Your objective –
Scan the data. Collect each line that contains the word "null".

Dataset rows about figures
******
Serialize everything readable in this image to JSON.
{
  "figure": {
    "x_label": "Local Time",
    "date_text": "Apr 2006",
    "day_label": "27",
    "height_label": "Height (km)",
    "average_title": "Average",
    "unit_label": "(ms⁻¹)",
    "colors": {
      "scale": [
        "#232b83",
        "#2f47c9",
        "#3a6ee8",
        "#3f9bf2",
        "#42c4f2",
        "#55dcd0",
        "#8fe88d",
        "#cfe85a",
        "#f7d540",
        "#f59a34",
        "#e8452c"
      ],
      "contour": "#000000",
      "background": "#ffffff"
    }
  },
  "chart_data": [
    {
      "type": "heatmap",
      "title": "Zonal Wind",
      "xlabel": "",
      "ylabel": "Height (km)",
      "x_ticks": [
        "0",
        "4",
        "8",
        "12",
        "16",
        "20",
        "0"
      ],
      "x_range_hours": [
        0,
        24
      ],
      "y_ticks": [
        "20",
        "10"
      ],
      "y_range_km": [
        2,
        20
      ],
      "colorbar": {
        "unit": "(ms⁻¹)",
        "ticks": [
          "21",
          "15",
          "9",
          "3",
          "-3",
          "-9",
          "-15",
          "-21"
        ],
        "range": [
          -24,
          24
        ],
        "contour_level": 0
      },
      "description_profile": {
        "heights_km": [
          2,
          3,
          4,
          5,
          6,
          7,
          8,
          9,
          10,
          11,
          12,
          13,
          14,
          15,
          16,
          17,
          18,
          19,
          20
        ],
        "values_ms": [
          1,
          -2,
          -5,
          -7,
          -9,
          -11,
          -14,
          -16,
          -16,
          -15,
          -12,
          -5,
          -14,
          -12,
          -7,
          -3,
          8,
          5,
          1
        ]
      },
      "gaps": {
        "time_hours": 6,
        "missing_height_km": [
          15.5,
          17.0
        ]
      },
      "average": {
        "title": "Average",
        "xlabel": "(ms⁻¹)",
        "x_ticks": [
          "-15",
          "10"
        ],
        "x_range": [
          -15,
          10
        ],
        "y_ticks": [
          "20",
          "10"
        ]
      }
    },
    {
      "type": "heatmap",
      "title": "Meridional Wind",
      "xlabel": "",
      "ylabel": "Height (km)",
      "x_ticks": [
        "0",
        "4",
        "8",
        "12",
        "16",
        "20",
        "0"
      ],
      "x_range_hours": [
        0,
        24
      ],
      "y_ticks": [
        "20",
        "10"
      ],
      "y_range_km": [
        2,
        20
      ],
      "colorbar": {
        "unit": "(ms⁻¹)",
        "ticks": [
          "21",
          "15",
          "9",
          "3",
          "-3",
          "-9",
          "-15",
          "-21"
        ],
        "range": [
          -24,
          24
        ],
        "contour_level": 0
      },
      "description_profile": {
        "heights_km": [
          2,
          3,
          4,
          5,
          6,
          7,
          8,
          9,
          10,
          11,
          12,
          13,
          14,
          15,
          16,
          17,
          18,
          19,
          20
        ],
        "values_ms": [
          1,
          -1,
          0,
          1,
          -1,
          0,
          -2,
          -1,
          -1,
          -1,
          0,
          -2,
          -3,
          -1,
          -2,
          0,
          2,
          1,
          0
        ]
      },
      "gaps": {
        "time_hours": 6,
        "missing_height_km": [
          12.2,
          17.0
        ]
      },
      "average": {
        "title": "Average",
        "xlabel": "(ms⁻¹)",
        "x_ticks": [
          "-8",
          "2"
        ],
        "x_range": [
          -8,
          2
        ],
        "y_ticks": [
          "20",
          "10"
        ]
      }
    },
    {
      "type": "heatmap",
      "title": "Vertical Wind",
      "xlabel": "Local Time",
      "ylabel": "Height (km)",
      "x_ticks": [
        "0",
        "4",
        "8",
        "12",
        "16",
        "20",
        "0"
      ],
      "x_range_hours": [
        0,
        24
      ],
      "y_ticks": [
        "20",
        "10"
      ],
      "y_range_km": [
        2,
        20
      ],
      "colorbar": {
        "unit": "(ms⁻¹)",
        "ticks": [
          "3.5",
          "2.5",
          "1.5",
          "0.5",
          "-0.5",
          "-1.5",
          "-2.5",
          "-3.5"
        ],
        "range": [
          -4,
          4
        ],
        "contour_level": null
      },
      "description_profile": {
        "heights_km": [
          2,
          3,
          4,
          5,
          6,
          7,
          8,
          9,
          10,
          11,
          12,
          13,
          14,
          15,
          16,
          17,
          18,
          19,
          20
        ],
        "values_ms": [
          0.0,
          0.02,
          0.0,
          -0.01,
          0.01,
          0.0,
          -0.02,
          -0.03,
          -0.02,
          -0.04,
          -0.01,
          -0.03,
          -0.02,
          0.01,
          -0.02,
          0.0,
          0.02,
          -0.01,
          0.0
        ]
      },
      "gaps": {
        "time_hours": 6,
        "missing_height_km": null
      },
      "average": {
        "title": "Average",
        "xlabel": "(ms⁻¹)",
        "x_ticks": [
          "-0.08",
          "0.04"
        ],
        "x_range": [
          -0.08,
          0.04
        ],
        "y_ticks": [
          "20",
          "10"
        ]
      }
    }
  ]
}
******
Complete output –
        "contour_level": null
        "missing_height_km": null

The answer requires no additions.